» **RECORDS TO PROCESS**:
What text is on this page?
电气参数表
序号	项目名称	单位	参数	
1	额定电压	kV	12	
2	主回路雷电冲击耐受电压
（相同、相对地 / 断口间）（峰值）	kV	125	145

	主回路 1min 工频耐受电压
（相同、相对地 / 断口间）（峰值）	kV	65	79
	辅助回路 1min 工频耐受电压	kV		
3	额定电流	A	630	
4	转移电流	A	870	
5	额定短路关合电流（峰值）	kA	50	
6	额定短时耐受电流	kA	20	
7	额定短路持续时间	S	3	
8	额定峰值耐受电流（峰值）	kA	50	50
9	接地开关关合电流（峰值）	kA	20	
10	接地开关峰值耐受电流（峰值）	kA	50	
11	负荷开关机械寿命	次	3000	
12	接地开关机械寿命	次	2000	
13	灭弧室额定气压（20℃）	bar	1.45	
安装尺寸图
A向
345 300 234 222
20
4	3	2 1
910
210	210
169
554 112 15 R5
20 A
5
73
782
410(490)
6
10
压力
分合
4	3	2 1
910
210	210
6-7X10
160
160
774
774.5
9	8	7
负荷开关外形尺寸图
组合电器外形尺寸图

» **GOAL**:
Each line of the material must be restated exactly.

» **OUTPUT FOR THIS TASK**:
What text is on this page?
电气参数表
序号	项目名称	单位	参数	
1	额定电压	kV	12	
2	主回路雷电冲击耐受电压
（相同、相对地 / 断口间）（峰值）	kV	125	145

	主回路 1min 工频耐受电压
（相同、相对地 / 断口间）（峰值）	kV	65	79
	辅助回路 1min 工频耐受电压	kV		
3	额定电流	A	630	
4	转移电流	A	870	
5	额定短路关合电流（峰值）	kA	50	
6	额定短时耐受电流	kA	20	
7	额定短路持续时间	S	3	
8	额定峰值耐受电流（峰值）	kA	50	50
9	接地开关关合电流（峰值）	kA	20	
10	接地开关峰值耐受电流（峰值）	kA	50	
11	负荷开关机械寿命	次	3000	
12	接地开关机械寿命	次	2000	
13	灭弧室额定气压（20℃）	bar	1.45	
安装尺寸图
A向
345 300 234 222
20
4	3	2 1
910
210	210
169
554 112 15 R5
20 A
5
73
782
410(490)
6
10
压力
分合
4	3	2 1
910
210	210
6-7X10
160
160
774
774.5
9	8	7
负荷开关外形尺寸图
组合电器外形尺寸图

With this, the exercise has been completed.